To do: Below is a listing; reproduce each line of it exactly.

==== Records supplied

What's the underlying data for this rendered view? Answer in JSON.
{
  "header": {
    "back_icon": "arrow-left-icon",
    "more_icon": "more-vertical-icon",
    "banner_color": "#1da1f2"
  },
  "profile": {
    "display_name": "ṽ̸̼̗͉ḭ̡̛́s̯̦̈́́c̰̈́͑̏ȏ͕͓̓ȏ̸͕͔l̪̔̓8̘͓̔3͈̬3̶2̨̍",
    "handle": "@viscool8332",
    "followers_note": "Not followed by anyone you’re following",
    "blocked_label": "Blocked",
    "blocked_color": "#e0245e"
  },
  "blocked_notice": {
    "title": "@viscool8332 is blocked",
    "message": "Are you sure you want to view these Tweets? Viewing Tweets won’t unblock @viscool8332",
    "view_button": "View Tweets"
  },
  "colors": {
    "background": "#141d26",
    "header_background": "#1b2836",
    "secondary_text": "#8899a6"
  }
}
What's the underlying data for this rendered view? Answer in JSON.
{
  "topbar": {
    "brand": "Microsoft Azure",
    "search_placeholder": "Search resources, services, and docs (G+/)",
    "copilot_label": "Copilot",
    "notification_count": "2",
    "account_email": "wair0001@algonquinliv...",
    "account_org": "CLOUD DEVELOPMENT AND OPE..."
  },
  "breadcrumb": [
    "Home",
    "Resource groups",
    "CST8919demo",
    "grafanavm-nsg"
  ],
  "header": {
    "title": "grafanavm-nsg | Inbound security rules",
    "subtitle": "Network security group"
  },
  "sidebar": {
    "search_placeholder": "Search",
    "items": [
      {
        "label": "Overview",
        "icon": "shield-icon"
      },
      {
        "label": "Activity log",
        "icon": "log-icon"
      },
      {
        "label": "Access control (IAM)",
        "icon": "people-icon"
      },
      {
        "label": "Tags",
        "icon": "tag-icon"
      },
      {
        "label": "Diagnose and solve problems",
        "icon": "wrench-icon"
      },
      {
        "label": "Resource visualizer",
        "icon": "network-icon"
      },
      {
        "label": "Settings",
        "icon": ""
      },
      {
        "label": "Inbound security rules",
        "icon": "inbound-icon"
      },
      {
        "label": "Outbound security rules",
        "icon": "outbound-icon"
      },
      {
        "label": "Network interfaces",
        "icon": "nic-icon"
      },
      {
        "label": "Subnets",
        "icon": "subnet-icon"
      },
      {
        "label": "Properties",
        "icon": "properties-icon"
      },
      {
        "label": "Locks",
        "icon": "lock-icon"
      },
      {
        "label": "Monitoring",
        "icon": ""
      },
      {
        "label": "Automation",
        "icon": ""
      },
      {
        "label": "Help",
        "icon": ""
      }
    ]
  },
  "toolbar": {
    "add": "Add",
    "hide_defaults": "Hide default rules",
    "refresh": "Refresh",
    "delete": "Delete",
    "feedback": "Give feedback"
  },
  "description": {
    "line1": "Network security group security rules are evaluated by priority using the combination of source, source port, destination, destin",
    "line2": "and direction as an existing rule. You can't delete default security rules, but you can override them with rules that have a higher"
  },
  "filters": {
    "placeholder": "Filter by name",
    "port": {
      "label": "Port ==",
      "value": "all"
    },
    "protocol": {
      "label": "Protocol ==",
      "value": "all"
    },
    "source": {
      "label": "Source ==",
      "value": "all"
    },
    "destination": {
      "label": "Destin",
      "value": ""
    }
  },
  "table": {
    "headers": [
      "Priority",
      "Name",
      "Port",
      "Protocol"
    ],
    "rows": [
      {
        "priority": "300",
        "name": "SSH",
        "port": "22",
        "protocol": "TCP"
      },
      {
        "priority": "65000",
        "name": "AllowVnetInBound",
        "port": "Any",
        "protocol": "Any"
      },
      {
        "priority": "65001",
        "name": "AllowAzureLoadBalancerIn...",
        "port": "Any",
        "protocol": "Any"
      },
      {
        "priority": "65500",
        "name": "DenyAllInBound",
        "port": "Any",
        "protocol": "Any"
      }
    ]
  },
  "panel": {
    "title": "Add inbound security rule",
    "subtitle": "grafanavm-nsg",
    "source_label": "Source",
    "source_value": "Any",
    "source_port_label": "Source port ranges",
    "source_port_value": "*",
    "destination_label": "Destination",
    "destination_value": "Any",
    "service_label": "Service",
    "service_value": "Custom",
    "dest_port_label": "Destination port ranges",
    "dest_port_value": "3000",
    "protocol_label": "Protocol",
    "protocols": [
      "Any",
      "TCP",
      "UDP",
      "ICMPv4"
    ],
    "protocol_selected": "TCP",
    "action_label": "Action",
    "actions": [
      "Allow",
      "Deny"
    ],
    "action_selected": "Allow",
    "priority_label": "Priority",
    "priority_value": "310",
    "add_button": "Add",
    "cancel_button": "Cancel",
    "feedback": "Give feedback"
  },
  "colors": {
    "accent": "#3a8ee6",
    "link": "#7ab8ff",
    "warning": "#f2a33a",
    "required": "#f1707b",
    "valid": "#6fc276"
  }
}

========

Answer to the exercise:
What's the underlying data for this rendered view? Answer in JSON.
{
  "header": {
    "back_icon": "arrow-left-icon",
    "more_icon": "more-vertical-icon",
    "banner_color": "#1da1f2"
  },
  "profile": {
    "display_name": "ṽ̸̼̗͉ḭ̡̛́s̯̦̈́́c̰̈́͑̏ȏ͕͓̓ȏ̸͕͔l̪̔̓8̘͓̔3͈̬3̶2̨̍",
    "handle": "@viscool8332",
    "followers_note": "Not followed by anyone you’re following",
    "blocked_label": "Blocked",
    "blocked_color": "#e0245e"
  },
  "blocked_notice": {
    "title": "@viscool8332 is blocked",
    "message": "Are you sure you want to view these Tweets? Viewing Tweets won’t unblock @viscool8332",
    "view_button": "View Tweets"
  },
  "colors": {
    "background": "#141d26",
    "header_background": "#1b2836",
    "secondary_text": "#8899a6"
  }
}
What's the underlying data for this rendered view? Answer in JSON.
{
  "topbar": {
    "brand": "Microsoft Azure",
    "search_placeholder": "Search resources, services, and docs (G+/)",
    "copilot_label": "Copilot",
    "notification_count": "2",
    "account_email": "wair0001@algonquinliv...",
    "account_org": "CLOUD DEVELOPMENT AND OPE..."
  },
  "breadcrumb": [
    "Home",
    "Resource groups",
    "CST8919demo",
    "grafanavm-nsg"
  ],
  "header": {
    "title": "grafanavm-nsg | Inbound security rules",
    "subtitle": "Network security group"
  },
  "sidebar": {
    "search_placeholder": "Search",
    "items": [
      {
        "label": "Overview",
        "icon": "shield-icon"
      },
      {
        "label": "Activity log",
        "icon": "log-icon"
      },
      {
        "label": "Access control (IAM)",
        "icon": "people-icon"
      },
      {
        "label": "Tags",
        "icon": "tag-icon"
      },
      {
        "label": "Diagnose and solve problems",
        "icon": "wrench-icon"
      },
      {
        "label": "Resource visualizer",
        "icon": "network-icon"
      },
      {
        "label": "Settings",
        "icon": ""
      },
      {
        "label": "Inbound security rules",
        "icon": "inbound-icon"
      },
      {
        "label": "Outbound security rules",
        "icon": "outbound-icon"
      },
      {
        "label": "Network interfaces",
        "icon": "nic-icon"
      },
      {
        "label": "Subnets",
        "icon": "subnet-icon"
      },
      {
        "label": "Properties",
        "icon": "properties-icon"
      },
      {
        "label": "Locks",
        "icon": "lock-icon"
      },
      {
        "label": "Monitoring",
        "icon": ""
      },
      {
        "label": "Automation",
        "icon": ""
      },
      {
        "label": "Help",
        "icon": ""
      }
    ]
  },
  "toolbar": {
    "add": "Add",
    "hide_defaults": "Hide default rules",
    "refresh": "Refresh",
    "delete": "Delete",
    "feedback": "Give feedback"
  },
  "description": {
    "line1": "Network security group security rules are evaluated by priority using the combination of source, source port, destination, destin",
    "line2": "and direction as an existing rule. You can't delete default security rules, but you can override them with rules that have a higher"
  },
  "filters": {
    "placeholder": "Filter by name",
    "port": {
      "label": "Port ==",
      "value": "all"
    },
    "protocol": {
      "label": "Protocol ==",
      "value": "all"
    },
    "source": {
      "label": "Source ==",
      "value": "all"
    },
    "destination": {
      "label": "Destin",
      "value": ""
    }
  },
  "table": {
    "headers": [
      "Priority",
      "Name",
      "Port",
      "Protocol"
    ],
    "rows": [
      {
        "priority": "300",
        "name": "SSH",
        "port": "22",
        "protocol": "TCP"
      },
      {
        "priority": "65000",
        "name": "AllowVnetInBound",
        "port": "Any",
        "protocol": "Any"
      },
      {
        "priority": "65001",
        "name": "AllowAzureLoadBalancerIn...",
        "port": "Any",
        "protocol": "Any"
      },
      {
        "priority": "65500",
        "name": "DenyAllInBound",
        "port": "Any",
        "protocol": "Any"
      }
    ]
  },
  "panel": {
    "title": "Add inbound security rule",
    "subtitle": "grafanavm-nsg",
    "source_label": "Source",
    "source_value": "Any",
    "source_port_label": "Source port ranges",
    "source_port_value": "*",
    "destination_label": "Destination",
    "destination_value": "Any",
    "service_label": "Service",
    "service_value": "Custom",
    "dest_port_label": "Destination port ranges",
    "dest_port_value": "3000",
    "protocol_label": "Protocol",
    "protocols": [
      "Any",
      "TCP",
      "UDP",
      "ICMPv4"
    ],
    "protocol_selected": "TCP",
    "action_label": "Action",
    "actions": [
      "Allow",
      "Deny"
    ],
    "action_selected": "Allow",
    "priority_label": "Priority",
    "priority_value": "310",
    "add_button": "Add",
    "cancel_button": "Cancel",
    "feedback": "Give feedback"
  },
  "colors": {
    "accent": "#3a8ee6",
    "link": "#7ab8ff",
    "warning": "#f2a33a",
    "required": "#f1707b",
    "valid": "#6fc276"
  }
}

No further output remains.